● Work instruction
From the first line to the last, return the data exactly, with no pictures.

● Web page and app entries
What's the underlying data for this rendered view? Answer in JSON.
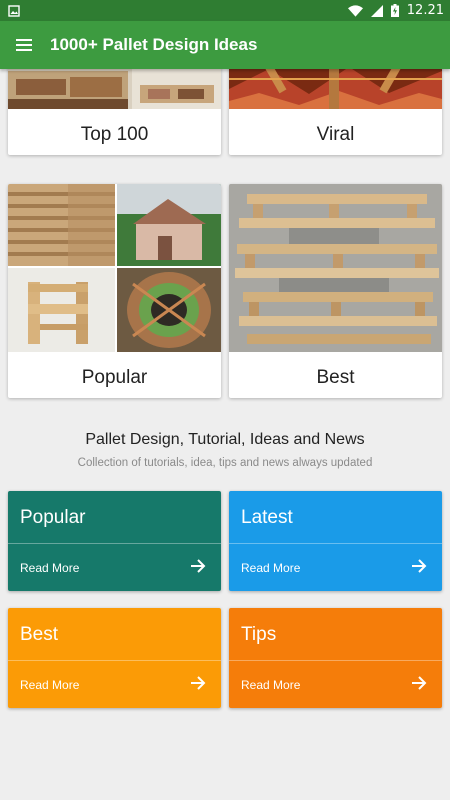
{
  "status_bar": {
    "time": "12.21"
  },
  "app_bar": {
    "title": "1000+ Pallet Design Ideas"
  },
  "categories": [
    {
      "label": "Top 100"
    },
    {
      "label": "Viral"
    },
    {
      "label": "Popular"
    },
    {
      "label": "Best"
    }
  ],
  "section": {
    "title": "Pallet Design, Tutorial, Ideas and News",
    "subtitle": "Collection of tutorials, idea, tips and news always updated"
  },
  "tiles": [
    {
      "title": "Popular",
      "action": "Read More",
      "color": "#16796a"
    },
    {
      "title": "Latest",
      "action": "Read More",
      "color": "#1a9be8"
    },
    {
      "title": "Best",
      "action": "Read More",
      "color": "#fb9b06"
    },
    {
      "title": "Tips",
      "action": "Read More",
      "color": "#f57d0a"
    }
  ]
}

● Written answer
What's the underlying data for this rendered view? Answer in JSON.
{
  "status_bar": {
    "time": "12.21"
  },
  "app_bar": {
    "title": "1000+ Pallet Design Ideas"
  },
  "categories": [
    {
      "label": "Top 100"
    },
    {
      "label": "Viral"
    },
    {
      "label": "Popular"
    },
    {
      "label": "Best"
    }
  ],
  "section": {
    "title": "Pallet Design, Tutorial, Ideas and News",
    "subtitle": "Collection of tutorials, idea, tips and news always updated"
  },
  "tiles": [
    {
      "title": "Popular",
      "action": "Read More",
      "color": "#16796a"
    },
    {
      "title": "Latest",
      "action": "Read More",
      "color": "#1a9be8"
    },
    {
      "title": "Best",
      "action": "Read More",
      "color": "#fb9b06"
    },
    {
      "title": "Tips",
      "action": "Read More",
      "color": "#f57d0a"
    }
  ]
}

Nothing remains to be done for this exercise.